**** GIVEN RECORDS ****
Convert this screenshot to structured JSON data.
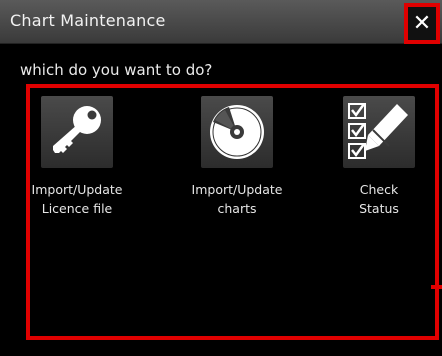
{
  "window": {
    "title": "Chart Maintenance"
  },
  "controls": {
    "close_glyph": "✕"
  },
  "prompt": "which do you want to do?",
  "options": [
    {
      "label": "Import/Update\nLicence file",
      "icon": "key-icon"
    },
    {
      "label": "Import/Update\ncharts",
      "icon": "disc-icon"
    },
    {
      "label": "Check\nStatus",
      "icon": "checklist-pencil-icon"
    }
  ],
  "colors": {
    "highlight": "#e00000",
    "background": "#000000",
    "titlebar": "#4a4a4a"
  }
}
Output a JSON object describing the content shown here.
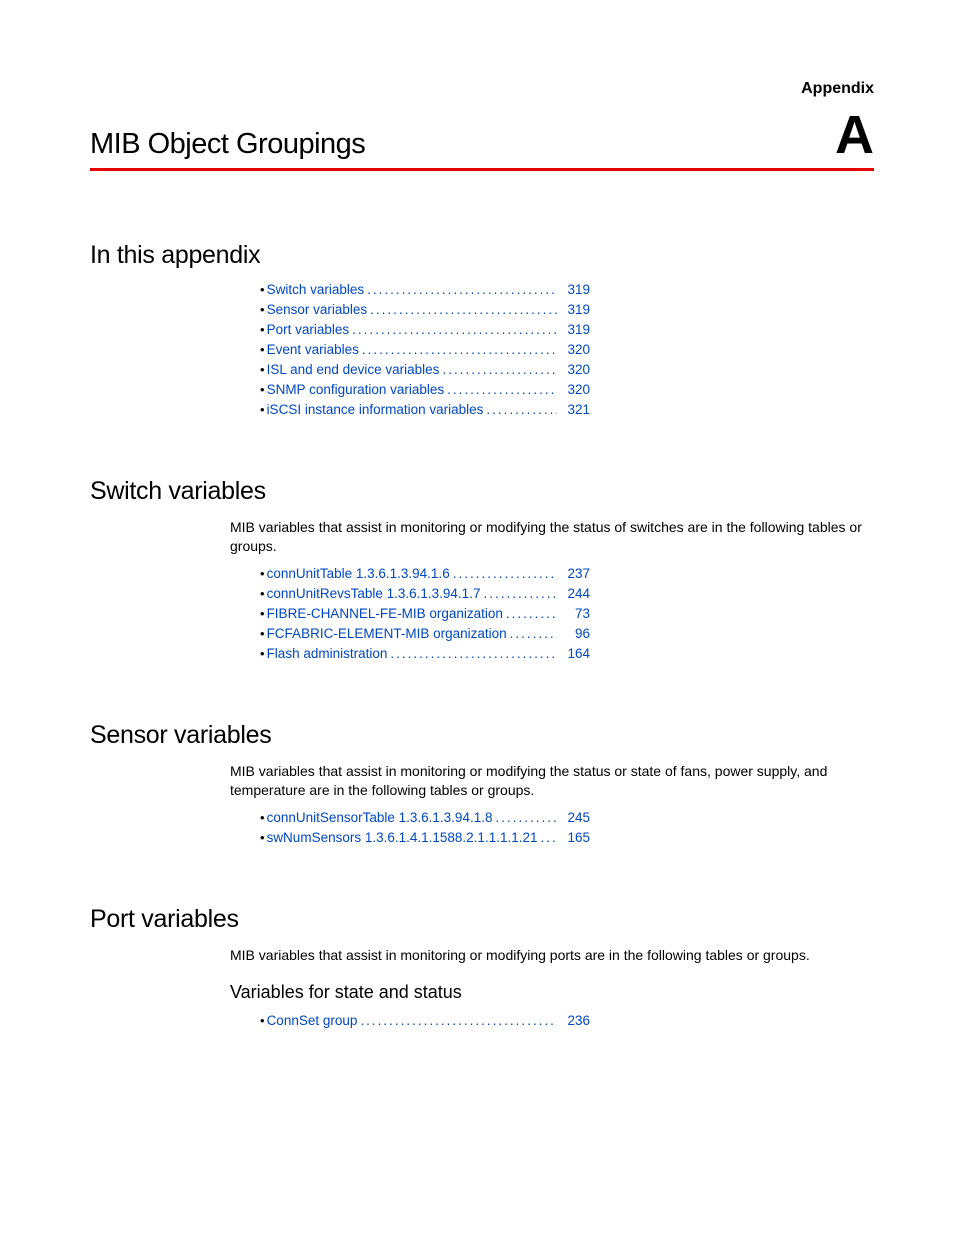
{
  "header": {
    "appendix_label": "Appendix",
    "appendix_letter": "A",
    "title": "MIB Object Groupings"
  },
  "sections": {
    "in_this_appendix": {
      "heading": "In this appendix",
      "items": [
        {
          "label": "Switch variables",
          "page": "319"
        },
        {
          "label": "Sensor variables",
          "page": "319"
        },
        {
          "label": "Port variables",
          "page": "319"
        },
        {
          "label": "Event variables",
          "page": "320"
        },
        {
          "label": "ISL and end device variables",
          "page": "320"
        },
        {
          "label": "SNMP configuration variables",
          "page": "320"
        },
        {
          "label": "iSCSI instance information variables",
          "page": "321"
        }
      ]
    },
    "switch_variables": {
      "heading": "Switch variables",
      "body": "MIB variables that assist in monitoring or modifying the status of switches are in the following tables or groups.",
      "items": [
        {
          "label": "connUnitTable 1.3.6.1.3.94.1.6",
          "page": "237"
        },
        {
          "label": "connUnitRevsTable 1.3.6.1.3.94.1.7",
          "page": "244"
        },
        {
          "label": "FIBRE-CHANNEL-FE-MIB organization",
          "page": "73"
        },
        {
          "label": "FCFABRIC-ELEMENT-MIB organization",
          "page": "96"
        },
        {
          "label": "Flash administration",
          "page": "164"
        }
      ]
    },
    "sensor_variables": {
      "heading": "Sensor variables",
      "body": "MIB variables that assist in monitoring or modifying the status or state of fans, power supply, and temperature are in the following tables or groups.",
      "items": [
        {
          "label": "connUnitSensorTable 1.3.6.1.3.94.1.8",
          "page": "245"
        },
        {
          "label": "swNumSensors 1.3.6.1.4.1.1588.2.1.1.1.1.21",
          "page": "165"
        }
      ]
    },
    "port_variables": {
      "heading": "Port variables",
      "body": "MIB variables that assist in monitoring or modifying ports are in the following tables or groups.",
      "sub_heading": "Variables for state and status",
      "items": [
        {
          "label": "ConnSet group",
          "page": "236"
        }
      ]
    }
  }
}
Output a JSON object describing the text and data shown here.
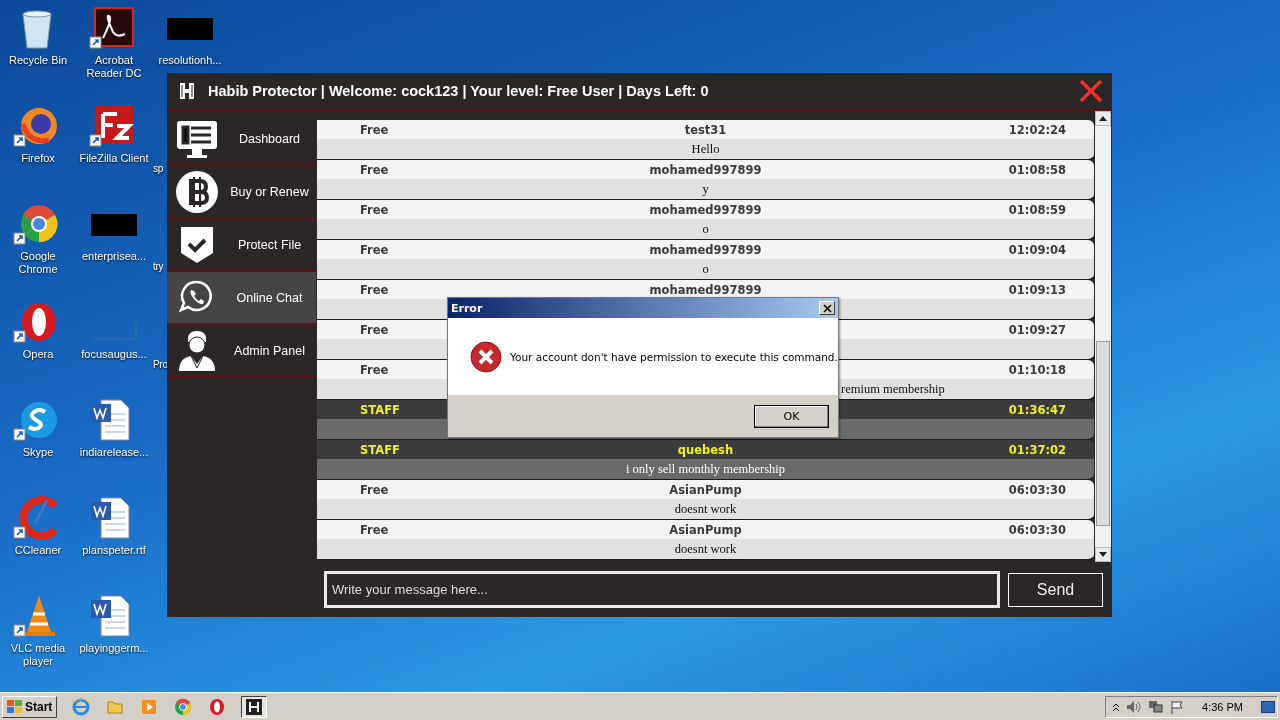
{
  "desktop": {
    "icons": [
      {
        "label": "Recycle Bin",
        "kind": "bin"
      },
      {
        "label": "Firefox",
        "kind": "firefox"
      },
      {
        "label": "Google Chrome",
        "kind": "chrome"
      },
      {
        "label": "Opera",
        "kind": "opera"
      },
      {
        "label": "Skype",
        "kind": "skype"
      },
      {
        "label": "CCleaner",
        "kind": "ccleaner"
      },
      {
        "label": "VLC media player",
        "kind": "vlc"
      },
      {
        "label": "Acrobat Reader DC",
        "kind": "pdf"
      },
      {
        "label": "FileZilla Client",
        "kind": "filezilla"
      },
      {
        "label": "enterprisea...",
        "kind": "redacted"
      },
      {
        "label": "focusaugus...",
        "kind": "blank"
      },
      {
        "label": "indiarelease...",
        "kind": "word"
      },
      {
        "label": "planspeter.rtf",
        "kind": "word"
      },
      {
        "label": "playinggerm...",
        "kind": "word"
      },
      {
        "label": "resolutionh...",
        "kind": "redacted"
      },
      {
        "label": "sp",
        "kind": "hidden"
      },
      {
        "label": "try",
        "kind": "hidden"
      },
      {
        "label": "Pro",
        "kind": "hidden"
      }
    ]
  },
  "window": {
    "title": "Habib Protector | Welcome: cock123 | Your level: Free User | Days Left: 0",
    "sidebar": {
      "items": [
        {
          "label": "Dashboard",
          "kind": "monitor",
          "selected": false
        },
        {
          "label": "Buy or Renew",
          "kind": "coin",
          "selected": false
        },
        {
          "label": "Protect File",
          "kind": "shield",
          "selected": false
        },
        {
          "label": "Online Chat",
          "kind": "chat",
          "selected": true
        },
        {
          "label": "Admin Panel",
          "kind": "person",
          "selected": false
        }
      ]
    },
    "chat": {
      "messages": [
        {
          "kind": "free",
          "rank": "Free",
          "user": "test31",
          "time": "12:02:24",
          "text": "Hello"
        },
        {
          "kind": "free",
          "rank": "Free",
          "user": "mohamed997899",
          "time": "01:08:58",
          "text": "y"
        },
        {
          "kind": "free",
          "rank": "Free",
          "user": "mohamed997899",
          "time": "01:08:59",
          "text": "o"
        },
        {
          "kind": "free",
          "rank": "Free",
          "user": "mohamed997899",
          "time": "01:09:04",
          "text": "o"
        },
        {
          "kind": "free",
          "rank": "Free",
          "user": "mohamed997899",
          "time": "01:09:13"
        },
        {
          "kind": "free",
          "rank": "Free",
          "time": "01:09:27"
        },
        {
          "kind": "free",
          "rank": "Free",
          "time": "01:10:18",
          "text": "remium membership",
          "text_cut": true
        },
        {
          "kind": "staff",
          "rank": "STAFF",
          "time": "01:36:47"
        },
        {
          "kind": "staff",
          "rank": "STAFF",
          "user": "quebesh",
          "time": "01:37:02",
          "text": "i only sell monthly membership"
        },
        {
          "kind": "free",
          "rank": "Free",
          "user": "AsianPump",
          "time": "06:03:30",
          "text": "doesnt work"
        },
        {
          "kind": "free",
          "rank": "Free",
          "user": "AsianPump",
          "time": "06:03:30",
          "text": "doesnt work"
        }
      ],
      "input": {
        "placeholder": "Write your message here..."
      },
      "send_button": "Send"
    }
  },
  "dialog": {
    "title": "Error",
    "message": "Your account don't have permission to execute this command.",
    "button": "OK"
  },
  "taskbar": {
    "start": "Start",
    "apps": [
      {
        "kind": "ie",
        "active": false
      },
      {
        "kind": "folder",
        "active": false
      },
      {
        "kind": "media",
        "active": false
      },
      {
        "kind": "chrome",
        "active": false
      },
      {
        "kind": "opera",
        "active": false
      },
      {
        "kind": "habib",
        "active": true
      }
    ],
    "time": "4:36 PM"
  }
}
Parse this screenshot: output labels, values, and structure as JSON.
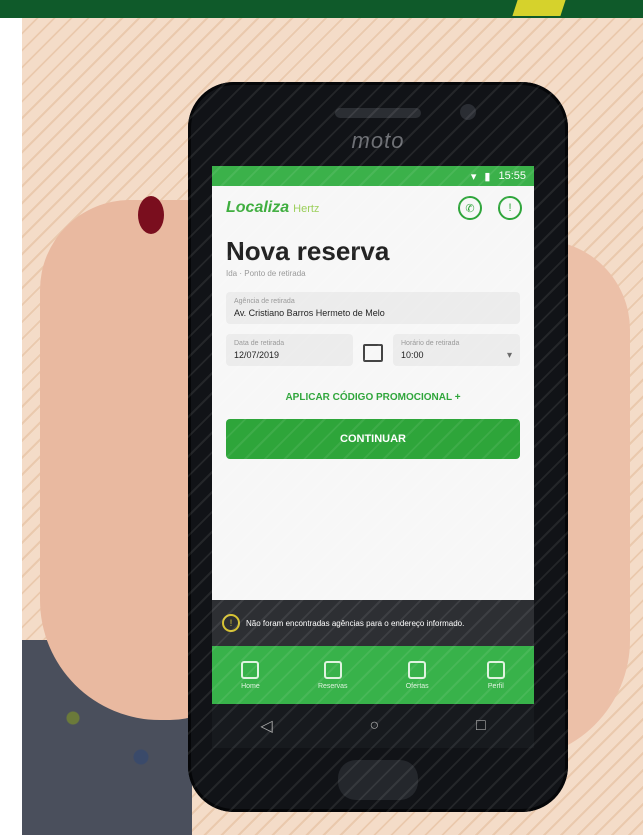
{
  "phone_brand": "moto",
  "status_bar": {
    "time": "15:55"
  },
  "app": {
    "brand": "Localiza",
    "brand_sub": "Hertz",
    "title": "Nova reserva",
    "subtitle": "Ida · Ponto de retirada",
    "pickup_label": "Agência de retirada",
    "pickup_value": "Av. Cristiano Barros Hermeto de Melo",
    "date_label": "Data de retirada",
    "date_value": "12/07/2019",
    "time_label": "Horário de retirada",
    "time_value": "10:00",
    "promo": "APLICAR CÓDIGO PROMOCIONAL +",
    "continue": "CONTINUAR"
  },
  "warning": {
    "text": "Não foram encontradas agências para o endereço informado."
  },
  "nav": [
    {
      "label": "Home"
    },
    {
      "label": "Reservas"
    },
    {
      "label": "Ofertas"
    },
    {
      "label": "Perfil"
    }
  ],
  "sys_nav": {
    "back": "◁",
    "home": "○",
    "recent": "□"
  },
  "colors": {
    "brand_green": "#2ea53a",
    "dark_band": "#0f5a2a",
    "accent_yellow": "#d6d22c"
  }
}
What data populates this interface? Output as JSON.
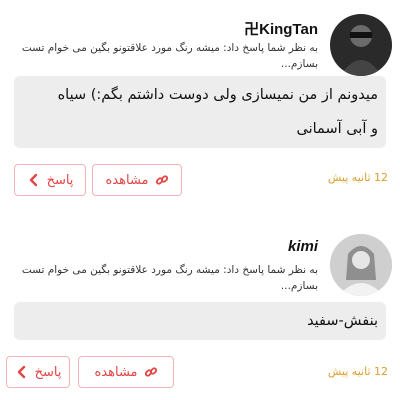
****
** PROBLEM TO SOLVE **
Go through the data and gather every line that holds "assist".

** FINAL RESULT **
      "body": "MIB variables that assist in monitoring or modifying the status of switches are in the following tables or groups.",
      "body": "MIB variables that assist in monitoring or modifying the status or state of fans, power supply, and temperature are in the following tables or groups.",
      "body": "MIB variables that assist in monitoring or modifying ports are in the following tables or groups.",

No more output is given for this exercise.